Extracted text:
═══

Flashcard strategies

The on-line widget I showed yesterday was a very simple version of a flashcard program. Which leaves me wondering — how would you add to a program like that to make it better?

A number of things are missing which might or might not make it better. For example, in the current version you need to refresh the page to see the next question. It would probably be better to have an on-screen button to do that.

Also, right now there is no penalty for wrong answers. I wonder whether there should be, and if so how much the penalty should be.

Similarly, I don’t currently provide any sort of running score. So you don’t know until you’re done how much progress you’ve made.

More seriously, I don’t tell you whether the answer you just provided was wrong or right. From my time recently playing Spelling Bee, I know that getting an answer right feels great, and people should be rewarded for that.

Also, there is no very easy way for somebody else to substitute their own test questions. In case you are curious, there is a file there called flashcards.js which contains the content of the test.

Right now the only way you could substitute in your own test is to copy the index.html file from my folder, and put up a copy of the flashcards program on your own site, with your own version of flashcards.js.

═══

Extracted records
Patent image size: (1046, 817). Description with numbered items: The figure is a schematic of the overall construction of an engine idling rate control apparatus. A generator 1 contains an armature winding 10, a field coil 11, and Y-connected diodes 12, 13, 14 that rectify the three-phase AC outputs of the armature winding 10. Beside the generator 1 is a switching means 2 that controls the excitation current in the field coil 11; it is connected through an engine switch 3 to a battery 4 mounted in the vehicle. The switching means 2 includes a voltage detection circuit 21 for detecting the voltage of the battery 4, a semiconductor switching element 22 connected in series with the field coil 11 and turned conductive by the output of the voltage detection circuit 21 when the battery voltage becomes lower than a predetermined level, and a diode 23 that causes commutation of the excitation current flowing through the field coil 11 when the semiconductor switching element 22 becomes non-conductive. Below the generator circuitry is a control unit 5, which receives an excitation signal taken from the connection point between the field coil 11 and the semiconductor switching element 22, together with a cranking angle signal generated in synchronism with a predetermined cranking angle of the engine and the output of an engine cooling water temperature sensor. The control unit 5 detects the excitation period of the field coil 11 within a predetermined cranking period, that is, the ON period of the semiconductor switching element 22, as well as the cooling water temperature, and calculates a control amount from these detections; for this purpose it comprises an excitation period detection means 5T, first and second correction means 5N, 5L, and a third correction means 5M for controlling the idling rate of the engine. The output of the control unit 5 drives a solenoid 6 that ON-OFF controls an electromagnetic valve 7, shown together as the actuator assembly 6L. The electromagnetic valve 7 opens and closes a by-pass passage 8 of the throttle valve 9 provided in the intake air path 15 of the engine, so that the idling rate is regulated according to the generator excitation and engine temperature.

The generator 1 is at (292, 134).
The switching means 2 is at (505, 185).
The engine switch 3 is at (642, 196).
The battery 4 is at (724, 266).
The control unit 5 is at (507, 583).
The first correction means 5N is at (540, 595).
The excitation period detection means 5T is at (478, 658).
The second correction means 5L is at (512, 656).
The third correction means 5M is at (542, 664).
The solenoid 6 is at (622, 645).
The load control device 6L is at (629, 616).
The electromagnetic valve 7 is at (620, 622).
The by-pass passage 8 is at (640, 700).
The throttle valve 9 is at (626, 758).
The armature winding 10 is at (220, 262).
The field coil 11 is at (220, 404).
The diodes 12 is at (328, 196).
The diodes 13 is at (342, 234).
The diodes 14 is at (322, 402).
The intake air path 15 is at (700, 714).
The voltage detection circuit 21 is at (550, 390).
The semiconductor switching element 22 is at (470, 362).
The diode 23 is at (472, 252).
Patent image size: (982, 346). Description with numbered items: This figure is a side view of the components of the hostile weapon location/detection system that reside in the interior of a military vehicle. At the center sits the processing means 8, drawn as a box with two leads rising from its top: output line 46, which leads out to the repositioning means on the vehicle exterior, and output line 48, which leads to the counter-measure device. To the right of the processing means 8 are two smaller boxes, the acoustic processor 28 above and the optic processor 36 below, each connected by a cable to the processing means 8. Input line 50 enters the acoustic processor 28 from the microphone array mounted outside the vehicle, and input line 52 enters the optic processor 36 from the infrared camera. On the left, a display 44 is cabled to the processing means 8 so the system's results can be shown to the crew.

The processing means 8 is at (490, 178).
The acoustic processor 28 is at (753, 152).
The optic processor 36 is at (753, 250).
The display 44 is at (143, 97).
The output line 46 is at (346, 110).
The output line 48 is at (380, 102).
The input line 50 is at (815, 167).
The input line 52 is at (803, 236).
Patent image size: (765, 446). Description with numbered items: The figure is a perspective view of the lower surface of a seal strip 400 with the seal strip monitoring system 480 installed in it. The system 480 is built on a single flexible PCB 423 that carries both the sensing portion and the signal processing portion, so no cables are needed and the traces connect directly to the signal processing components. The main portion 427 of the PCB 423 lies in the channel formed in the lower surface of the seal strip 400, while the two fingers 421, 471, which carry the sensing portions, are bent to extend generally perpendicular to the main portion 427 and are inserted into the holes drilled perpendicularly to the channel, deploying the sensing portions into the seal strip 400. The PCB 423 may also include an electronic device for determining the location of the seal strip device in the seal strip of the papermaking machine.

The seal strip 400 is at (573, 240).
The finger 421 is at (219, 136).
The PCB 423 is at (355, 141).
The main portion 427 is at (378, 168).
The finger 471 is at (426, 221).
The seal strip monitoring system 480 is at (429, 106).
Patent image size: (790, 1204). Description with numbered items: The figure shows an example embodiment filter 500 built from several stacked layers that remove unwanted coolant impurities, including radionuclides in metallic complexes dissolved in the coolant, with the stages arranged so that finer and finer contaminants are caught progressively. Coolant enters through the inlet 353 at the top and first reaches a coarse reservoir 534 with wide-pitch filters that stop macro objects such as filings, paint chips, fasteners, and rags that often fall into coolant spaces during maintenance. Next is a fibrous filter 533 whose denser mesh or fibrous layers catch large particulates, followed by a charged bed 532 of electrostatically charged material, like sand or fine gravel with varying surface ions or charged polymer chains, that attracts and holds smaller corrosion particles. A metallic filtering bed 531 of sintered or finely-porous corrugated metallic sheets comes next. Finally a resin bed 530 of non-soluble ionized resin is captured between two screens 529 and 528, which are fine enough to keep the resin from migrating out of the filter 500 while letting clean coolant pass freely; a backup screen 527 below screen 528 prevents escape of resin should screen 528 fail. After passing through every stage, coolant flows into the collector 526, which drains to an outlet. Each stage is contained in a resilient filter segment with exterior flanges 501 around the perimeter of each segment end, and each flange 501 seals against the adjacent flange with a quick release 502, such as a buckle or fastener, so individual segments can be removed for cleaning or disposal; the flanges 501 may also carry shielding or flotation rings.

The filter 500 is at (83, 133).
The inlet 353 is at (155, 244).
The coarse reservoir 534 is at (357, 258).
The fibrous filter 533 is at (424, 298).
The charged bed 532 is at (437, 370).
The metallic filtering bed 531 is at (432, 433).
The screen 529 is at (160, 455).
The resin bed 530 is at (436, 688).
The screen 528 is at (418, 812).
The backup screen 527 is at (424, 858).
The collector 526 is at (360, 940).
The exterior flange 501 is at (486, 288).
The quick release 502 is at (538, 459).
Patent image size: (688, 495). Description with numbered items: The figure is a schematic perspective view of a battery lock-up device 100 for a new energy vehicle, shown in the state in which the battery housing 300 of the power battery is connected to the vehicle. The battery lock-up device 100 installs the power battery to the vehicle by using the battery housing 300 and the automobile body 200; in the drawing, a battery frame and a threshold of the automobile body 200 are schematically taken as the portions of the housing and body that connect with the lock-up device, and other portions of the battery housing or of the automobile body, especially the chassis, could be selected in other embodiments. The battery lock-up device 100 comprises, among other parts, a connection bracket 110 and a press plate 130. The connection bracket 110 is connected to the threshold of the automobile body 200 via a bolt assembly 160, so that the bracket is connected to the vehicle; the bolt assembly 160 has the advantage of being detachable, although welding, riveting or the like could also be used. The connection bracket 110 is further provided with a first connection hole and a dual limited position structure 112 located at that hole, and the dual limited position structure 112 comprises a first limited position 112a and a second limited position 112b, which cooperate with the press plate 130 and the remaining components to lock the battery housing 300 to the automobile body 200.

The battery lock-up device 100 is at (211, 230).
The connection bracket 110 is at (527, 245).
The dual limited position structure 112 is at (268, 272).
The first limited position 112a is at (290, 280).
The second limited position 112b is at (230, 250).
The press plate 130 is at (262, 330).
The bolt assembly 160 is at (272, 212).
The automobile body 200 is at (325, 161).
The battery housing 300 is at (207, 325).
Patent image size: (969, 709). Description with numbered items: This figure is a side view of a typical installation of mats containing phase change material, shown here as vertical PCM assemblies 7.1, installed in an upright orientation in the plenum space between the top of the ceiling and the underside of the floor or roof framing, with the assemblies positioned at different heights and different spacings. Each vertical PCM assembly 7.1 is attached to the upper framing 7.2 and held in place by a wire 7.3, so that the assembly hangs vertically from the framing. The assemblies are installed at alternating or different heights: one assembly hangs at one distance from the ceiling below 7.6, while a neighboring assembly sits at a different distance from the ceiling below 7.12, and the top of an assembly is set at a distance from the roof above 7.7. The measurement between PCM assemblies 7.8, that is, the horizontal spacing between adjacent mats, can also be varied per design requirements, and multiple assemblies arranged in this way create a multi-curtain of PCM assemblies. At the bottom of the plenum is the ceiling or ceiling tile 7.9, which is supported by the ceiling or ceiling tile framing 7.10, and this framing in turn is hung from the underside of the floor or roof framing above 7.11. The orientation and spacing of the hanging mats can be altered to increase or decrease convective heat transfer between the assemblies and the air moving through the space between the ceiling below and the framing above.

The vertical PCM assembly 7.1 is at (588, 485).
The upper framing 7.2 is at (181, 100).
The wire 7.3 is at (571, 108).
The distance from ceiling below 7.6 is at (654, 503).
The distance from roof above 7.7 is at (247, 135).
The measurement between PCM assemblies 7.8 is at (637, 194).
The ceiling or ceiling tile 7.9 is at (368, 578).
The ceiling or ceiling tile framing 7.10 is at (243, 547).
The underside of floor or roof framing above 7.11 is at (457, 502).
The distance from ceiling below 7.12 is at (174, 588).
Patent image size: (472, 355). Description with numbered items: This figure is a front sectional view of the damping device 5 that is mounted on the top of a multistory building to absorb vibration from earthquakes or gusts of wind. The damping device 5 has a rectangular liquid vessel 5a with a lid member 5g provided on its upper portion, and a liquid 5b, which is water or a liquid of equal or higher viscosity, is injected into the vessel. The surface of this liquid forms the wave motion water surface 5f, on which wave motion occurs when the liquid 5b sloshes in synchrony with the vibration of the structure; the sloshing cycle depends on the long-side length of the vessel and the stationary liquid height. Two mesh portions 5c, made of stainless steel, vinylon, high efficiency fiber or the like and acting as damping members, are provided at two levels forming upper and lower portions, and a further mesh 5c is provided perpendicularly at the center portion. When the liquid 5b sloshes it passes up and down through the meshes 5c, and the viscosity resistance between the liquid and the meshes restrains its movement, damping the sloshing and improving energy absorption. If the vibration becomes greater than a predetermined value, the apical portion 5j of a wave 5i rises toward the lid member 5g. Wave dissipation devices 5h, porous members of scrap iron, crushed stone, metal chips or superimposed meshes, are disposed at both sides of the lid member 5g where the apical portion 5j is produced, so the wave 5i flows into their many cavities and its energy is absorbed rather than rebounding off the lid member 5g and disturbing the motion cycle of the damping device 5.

═══

List of tasks:
1 – In the flashcard post, what is the name of the file that holds the content of the test?
2 – Update the flashcard post between "More seriously, I" and "of the test.", inclusive, with "Spelling Bee" changed to "Wordle".
The records were drawn from a separate source, unrelated to the text.

The replies:
1 – flashcards.js

2 –
More seriously, I don’t tell you whether the answer you just provided was wrong or right. From my time recently playing Wordle, I know that getting an answer right feels great, and people should be rewarded for that.

Also, there is no very easy way for somebody else to substitute their own test questions. In case you are curious, there is a file there called flashcards.js which contains the content of the test.